The entries below are to be transcribed in full, without their images.

:::::

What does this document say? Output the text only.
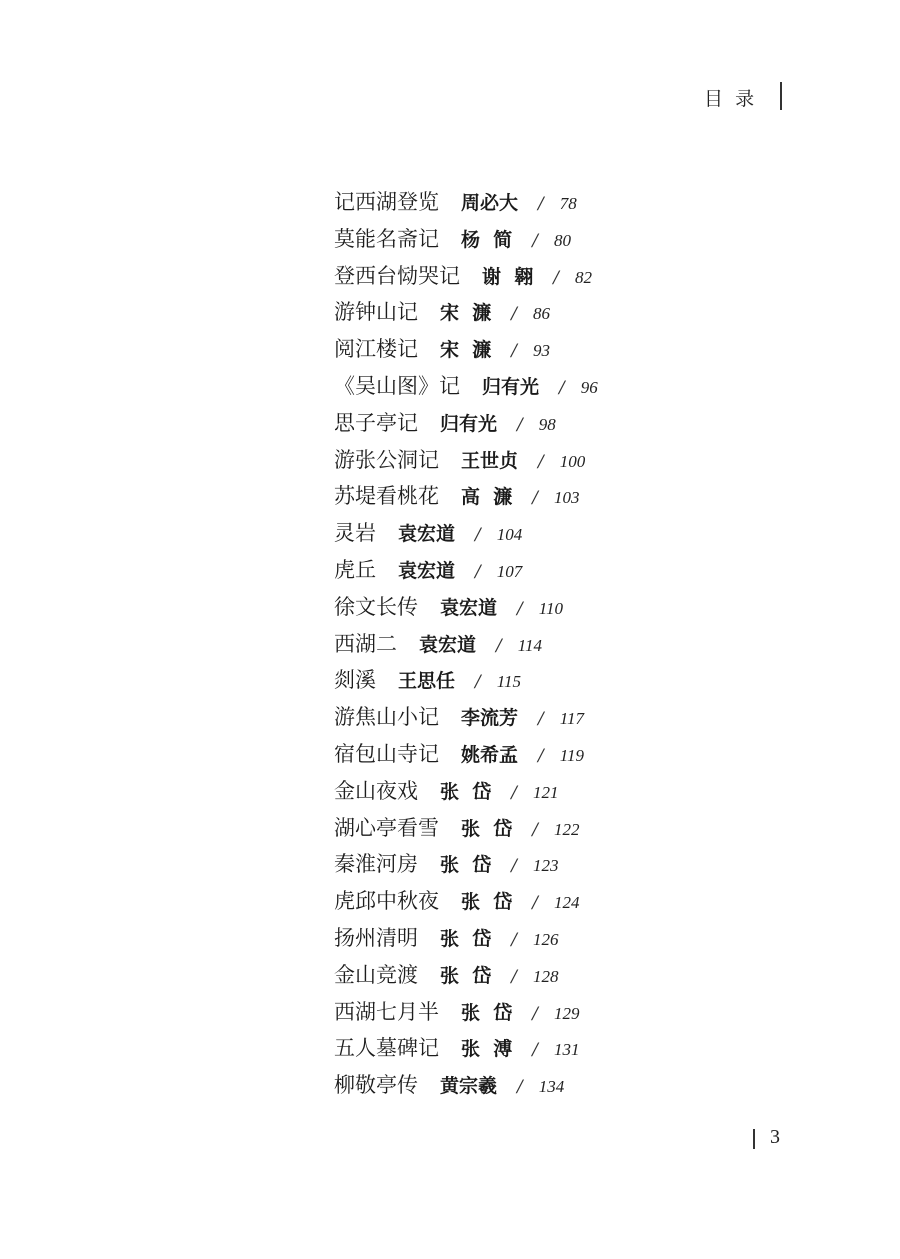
目  录
记西湖登览 周必大 / 78
莫能名斋记 杨  简 / 80
登西台恸哭记 谢  翱 / 82
游钟山记 宋  濂 / 86
阅江楼记 宋  濂 / 93
《吴山图》记 归有光 / 96
思子亭记 归有光 / 98
游张公洞记 王世贞 / 100
苏堤看桃花 高  濂 / 103
灵岩 袁宏道 / 104
虎丘 袁宏道 / 107
徐文长传 袁宏道 / 110
西湖二 袁宏道 / 114
剡溪 王思任 / 115
游焦山小记 李流芳 / 117
宿包山寺记 姚希孟 / 119
金山夜戏 张  岱 / 121
湖心亭看雪 张  岱 / 122
秦淮河房 张  岱 / 123
虎邱中秋夜 张  岱 / 124
扬州清明 张  岱 / 126
金山竞渡 张  岱 / 128
西湖七月半 张  岱 / 129
五人墓碑记 张  溥 / 131
柳敬亭传 黄宗羲 / 134
3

:::::

» **The response**:
What does this document say? Output the text only.
目  录
记西湖登览 周必大 / 78
莫能名斋记 杨  简 / 80
登西台恸哭记 谢  翱 / 82
游钟山记 宋  濂 / 86
阅江楼记 宋  濂 / 93
《吴山图》记 归有光 / 96
思子亭记 归有光 / 98
游张公洞记 王世贞 / 100
苏堤看桃花 高  濂 / 103
灵岩 袁宏道 / 104
虎丘 袁宏道 / 107
徐文长传 袁宏道 / 110
西湖二 袁宏道 / 114
剡溪 王思任 / 115
游焦山小记 李流芳 / 117
宿包山寺记 姚希孟 / 119
金山夜戏 张  岱 / 121
湖心亭看雪 张  岱 / 122
秦淮河房 张  岱 / 123
虎邱中秋夜 张  岱 / 124
扬州清明 张  岱 / 126
金山竞渡 张  岱 / 128
西湖七月半 张  岱 / 129
五人墓碑记 张  溥 / 131
柳敬亭传 黄宗羲 / 134
3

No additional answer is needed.